Data entries
####################

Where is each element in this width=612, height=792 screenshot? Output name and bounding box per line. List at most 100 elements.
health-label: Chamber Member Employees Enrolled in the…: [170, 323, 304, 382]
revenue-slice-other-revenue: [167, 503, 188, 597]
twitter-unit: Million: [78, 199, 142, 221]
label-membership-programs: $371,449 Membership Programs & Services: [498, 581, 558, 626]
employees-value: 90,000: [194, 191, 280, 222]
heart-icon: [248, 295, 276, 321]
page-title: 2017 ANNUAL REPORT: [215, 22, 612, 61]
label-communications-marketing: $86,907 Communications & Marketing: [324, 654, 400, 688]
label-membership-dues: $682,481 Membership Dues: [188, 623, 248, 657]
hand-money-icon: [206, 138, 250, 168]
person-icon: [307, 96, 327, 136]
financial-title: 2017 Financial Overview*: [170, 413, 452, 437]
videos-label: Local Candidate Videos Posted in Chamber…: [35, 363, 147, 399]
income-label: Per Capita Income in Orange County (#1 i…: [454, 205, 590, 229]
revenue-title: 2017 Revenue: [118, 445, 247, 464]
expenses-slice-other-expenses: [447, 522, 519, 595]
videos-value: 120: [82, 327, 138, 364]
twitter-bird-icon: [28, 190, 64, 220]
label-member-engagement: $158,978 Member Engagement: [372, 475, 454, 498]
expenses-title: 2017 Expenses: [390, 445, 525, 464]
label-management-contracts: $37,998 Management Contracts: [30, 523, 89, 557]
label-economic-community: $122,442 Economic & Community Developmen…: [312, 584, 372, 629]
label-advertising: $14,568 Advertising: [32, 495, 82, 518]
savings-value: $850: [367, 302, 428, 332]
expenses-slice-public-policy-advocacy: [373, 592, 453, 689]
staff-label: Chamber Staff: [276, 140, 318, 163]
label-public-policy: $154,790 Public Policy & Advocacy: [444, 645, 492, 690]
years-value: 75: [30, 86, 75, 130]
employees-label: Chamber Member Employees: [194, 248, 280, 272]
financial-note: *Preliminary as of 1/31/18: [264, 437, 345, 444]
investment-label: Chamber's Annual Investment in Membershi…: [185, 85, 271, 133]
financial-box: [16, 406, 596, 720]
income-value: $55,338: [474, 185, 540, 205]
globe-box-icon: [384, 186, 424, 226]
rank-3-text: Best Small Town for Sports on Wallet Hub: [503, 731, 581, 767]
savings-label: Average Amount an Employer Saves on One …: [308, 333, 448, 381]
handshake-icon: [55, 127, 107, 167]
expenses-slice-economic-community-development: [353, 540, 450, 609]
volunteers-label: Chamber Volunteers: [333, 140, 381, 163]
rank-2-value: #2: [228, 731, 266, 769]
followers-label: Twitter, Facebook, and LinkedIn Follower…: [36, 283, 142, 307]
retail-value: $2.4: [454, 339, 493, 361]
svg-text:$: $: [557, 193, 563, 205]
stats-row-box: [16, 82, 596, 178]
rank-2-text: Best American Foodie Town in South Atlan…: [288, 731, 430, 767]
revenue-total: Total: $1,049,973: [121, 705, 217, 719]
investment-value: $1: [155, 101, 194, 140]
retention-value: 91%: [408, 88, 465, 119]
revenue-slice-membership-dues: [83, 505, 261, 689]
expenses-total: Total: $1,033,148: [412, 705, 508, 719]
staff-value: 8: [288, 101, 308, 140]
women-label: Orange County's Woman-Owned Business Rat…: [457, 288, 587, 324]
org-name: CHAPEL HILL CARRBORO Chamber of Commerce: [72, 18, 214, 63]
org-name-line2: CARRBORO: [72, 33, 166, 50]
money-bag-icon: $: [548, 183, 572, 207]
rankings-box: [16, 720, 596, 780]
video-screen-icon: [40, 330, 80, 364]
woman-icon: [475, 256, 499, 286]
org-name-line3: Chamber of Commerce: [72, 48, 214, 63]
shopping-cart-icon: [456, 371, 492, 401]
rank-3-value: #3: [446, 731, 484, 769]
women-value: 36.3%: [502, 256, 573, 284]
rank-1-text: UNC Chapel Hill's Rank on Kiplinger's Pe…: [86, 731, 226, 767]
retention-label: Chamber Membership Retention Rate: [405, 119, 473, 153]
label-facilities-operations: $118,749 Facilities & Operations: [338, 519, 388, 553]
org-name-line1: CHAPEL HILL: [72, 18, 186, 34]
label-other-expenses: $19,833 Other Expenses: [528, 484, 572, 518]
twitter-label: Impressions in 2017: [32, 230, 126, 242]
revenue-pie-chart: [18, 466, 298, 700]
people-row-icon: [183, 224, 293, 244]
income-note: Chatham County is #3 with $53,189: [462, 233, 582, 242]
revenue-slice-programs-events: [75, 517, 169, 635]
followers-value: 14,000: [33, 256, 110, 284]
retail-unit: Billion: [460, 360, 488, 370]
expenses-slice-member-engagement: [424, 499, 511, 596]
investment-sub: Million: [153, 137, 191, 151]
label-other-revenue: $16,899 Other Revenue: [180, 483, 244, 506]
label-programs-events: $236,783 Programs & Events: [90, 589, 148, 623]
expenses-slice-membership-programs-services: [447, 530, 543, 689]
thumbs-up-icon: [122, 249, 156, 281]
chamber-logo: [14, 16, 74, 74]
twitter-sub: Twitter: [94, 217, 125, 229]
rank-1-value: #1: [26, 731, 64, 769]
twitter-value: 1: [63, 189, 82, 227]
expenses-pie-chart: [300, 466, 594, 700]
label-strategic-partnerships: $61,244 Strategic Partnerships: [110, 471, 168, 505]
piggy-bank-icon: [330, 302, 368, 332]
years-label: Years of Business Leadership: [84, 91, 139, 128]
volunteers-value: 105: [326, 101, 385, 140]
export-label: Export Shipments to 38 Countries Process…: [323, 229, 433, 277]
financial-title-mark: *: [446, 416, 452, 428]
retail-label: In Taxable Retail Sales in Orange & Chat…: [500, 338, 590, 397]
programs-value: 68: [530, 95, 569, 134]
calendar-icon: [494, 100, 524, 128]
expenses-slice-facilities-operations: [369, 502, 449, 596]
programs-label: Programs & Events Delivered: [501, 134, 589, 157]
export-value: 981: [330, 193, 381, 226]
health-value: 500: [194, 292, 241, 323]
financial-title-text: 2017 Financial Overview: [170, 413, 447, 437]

####################

## JOB:
Render the records from their first line through the line containing "label-communications-marketing: $86,907 Communications", inclusive, as a JSON list of strings with one string per line. Leave out any blank lines.

## THE RESPONSE:
[
  "Where is each element in this width=612, height=792 screenshot? Output name and bounding box per line. List at most 100 elements.",
  "health-label: Chamber Member Employees Enrolled in the…: [170, 323, 304, 382]",
  "revenue-slice-other-revenue: [167, 503, 188, 597]",
  "twitter-unit: Million: [78, 199, 142, 221]",
  "label-membership-programs: $371,449 Membership Programs & Services: [498, 581, 558, 626]",
  "employees-value: 90,000: [194, 191, 280, 222]",
  "heart-icon: [248, 295, 276, 321]",
  "page-title: 2017 ANNUAL REPORT: [215, 22, 612, 61]",
  "label-communications-marketing: $86,907 Communications & Marketing: [324, 654, 400, 688]"
]